# Instructions to follow
Read through the data and report every line in which the word "wspd" occurs.
──────
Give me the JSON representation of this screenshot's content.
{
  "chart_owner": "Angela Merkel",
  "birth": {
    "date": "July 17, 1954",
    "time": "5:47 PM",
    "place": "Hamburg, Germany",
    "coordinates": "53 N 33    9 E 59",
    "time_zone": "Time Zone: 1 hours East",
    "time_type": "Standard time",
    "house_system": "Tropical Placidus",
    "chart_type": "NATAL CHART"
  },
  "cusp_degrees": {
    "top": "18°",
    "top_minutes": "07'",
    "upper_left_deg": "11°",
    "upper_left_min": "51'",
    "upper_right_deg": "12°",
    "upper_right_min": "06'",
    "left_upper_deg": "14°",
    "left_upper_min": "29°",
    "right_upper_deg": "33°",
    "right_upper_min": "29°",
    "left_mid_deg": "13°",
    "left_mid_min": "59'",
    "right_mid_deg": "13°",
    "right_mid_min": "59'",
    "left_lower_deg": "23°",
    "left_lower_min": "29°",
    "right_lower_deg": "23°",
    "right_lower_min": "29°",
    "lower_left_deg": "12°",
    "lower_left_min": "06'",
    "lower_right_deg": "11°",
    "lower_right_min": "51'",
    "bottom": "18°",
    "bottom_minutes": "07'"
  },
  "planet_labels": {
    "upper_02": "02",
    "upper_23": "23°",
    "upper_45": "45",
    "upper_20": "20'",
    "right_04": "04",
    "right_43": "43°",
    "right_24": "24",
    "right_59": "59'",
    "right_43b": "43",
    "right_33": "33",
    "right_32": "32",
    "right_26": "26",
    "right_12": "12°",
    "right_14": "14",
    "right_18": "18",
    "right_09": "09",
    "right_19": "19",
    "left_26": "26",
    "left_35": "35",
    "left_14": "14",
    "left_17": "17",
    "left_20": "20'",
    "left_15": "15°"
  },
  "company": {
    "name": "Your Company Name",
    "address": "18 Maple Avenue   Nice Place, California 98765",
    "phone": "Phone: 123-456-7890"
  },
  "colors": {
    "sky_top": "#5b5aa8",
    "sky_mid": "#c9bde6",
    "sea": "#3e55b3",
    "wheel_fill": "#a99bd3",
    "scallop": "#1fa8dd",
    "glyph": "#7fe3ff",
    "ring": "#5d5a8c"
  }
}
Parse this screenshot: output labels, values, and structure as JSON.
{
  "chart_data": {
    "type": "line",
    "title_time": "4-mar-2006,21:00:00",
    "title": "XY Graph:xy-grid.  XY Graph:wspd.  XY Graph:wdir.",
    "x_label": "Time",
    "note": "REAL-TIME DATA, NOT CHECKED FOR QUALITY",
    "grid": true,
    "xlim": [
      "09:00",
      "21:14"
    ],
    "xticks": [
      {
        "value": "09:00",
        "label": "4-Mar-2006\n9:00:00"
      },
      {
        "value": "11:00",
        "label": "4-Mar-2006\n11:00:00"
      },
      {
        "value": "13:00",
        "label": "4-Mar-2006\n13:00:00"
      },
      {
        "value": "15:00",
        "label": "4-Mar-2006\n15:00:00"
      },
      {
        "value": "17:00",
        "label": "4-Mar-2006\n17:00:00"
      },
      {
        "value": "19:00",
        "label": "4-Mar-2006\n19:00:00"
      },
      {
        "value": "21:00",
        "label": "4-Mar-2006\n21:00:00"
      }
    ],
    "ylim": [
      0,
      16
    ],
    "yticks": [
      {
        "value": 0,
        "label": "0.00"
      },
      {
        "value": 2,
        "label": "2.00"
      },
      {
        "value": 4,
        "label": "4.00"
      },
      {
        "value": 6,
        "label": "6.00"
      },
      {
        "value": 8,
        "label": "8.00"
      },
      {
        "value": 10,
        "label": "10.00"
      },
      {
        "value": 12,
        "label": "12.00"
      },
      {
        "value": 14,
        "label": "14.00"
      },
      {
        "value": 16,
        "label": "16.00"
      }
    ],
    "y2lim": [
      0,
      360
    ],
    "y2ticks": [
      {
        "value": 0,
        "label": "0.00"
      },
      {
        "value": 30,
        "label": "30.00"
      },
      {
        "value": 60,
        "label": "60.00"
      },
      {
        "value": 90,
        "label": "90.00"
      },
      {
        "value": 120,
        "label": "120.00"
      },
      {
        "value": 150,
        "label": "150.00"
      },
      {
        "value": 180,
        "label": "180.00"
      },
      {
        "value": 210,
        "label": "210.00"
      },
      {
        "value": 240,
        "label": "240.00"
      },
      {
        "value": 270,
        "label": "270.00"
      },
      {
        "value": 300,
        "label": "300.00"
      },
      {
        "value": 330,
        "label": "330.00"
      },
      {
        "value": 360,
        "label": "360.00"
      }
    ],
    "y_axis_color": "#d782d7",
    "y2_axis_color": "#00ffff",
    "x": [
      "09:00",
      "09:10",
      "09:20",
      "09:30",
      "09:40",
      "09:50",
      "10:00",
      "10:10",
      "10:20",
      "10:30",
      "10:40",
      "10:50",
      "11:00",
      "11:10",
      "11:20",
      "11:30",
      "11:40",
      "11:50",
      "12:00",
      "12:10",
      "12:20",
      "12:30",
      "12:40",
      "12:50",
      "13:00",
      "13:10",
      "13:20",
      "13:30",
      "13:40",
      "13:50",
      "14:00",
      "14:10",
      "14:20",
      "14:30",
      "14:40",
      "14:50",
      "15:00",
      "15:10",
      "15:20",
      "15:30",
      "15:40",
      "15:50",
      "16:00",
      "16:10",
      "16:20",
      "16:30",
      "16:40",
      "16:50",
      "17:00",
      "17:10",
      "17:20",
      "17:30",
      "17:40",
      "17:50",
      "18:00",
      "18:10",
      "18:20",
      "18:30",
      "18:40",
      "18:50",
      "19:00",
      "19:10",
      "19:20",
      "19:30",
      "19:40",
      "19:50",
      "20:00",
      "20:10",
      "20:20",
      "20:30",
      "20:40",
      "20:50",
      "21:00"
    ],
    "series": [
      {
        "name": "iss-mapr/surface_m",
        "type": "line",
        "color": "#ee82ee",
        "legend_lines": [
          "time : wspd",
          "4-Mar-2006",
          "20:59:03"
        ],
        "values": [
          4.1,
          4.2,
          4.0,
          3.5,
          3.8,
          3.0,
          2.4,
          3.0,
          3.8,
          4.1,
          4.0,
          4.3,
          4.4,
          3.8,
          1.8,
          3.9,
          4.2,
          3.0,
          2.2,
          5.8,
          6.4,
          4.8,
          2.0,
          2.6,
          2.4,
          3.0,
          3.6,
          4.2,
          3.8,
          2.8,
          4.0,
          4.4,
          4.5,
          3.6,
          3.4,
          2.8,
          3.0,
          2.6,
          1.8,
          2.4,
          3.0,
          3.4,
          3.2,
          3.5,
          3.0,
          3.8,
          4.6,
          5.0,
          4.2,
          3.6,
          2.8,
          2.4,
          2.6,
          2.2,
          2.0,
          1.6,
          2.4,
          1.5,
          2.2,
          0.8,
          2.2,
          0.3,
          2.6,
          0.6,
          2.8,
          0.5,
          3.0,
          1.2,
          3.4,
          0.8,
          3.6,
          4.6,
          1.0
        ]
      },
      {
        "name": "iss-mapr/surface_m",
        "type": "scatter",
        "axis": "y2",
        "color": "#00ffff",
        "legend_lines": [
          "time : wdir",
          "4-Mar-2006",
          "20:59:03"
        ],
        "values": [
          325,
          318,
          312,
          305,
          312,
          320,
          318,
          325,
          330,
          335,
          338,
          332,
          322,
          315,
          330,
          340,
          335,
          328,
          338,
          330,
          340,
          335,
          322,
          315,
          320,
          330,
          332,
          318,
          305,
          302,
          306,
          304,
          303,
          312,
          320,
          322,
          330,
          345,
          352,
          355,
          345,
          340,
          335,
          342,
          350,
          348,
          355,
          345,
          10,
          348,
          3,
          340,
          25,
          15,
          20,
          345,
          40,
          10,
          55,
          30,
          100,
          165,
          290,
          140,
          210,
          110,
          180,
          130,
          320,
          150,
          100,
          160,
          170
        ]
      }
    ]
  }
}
──────
# Response to this task
    "title": "XY Graph:xy-grid.  XY Graph:wspd.  XY Graph:wdir.",
          "time : wspd",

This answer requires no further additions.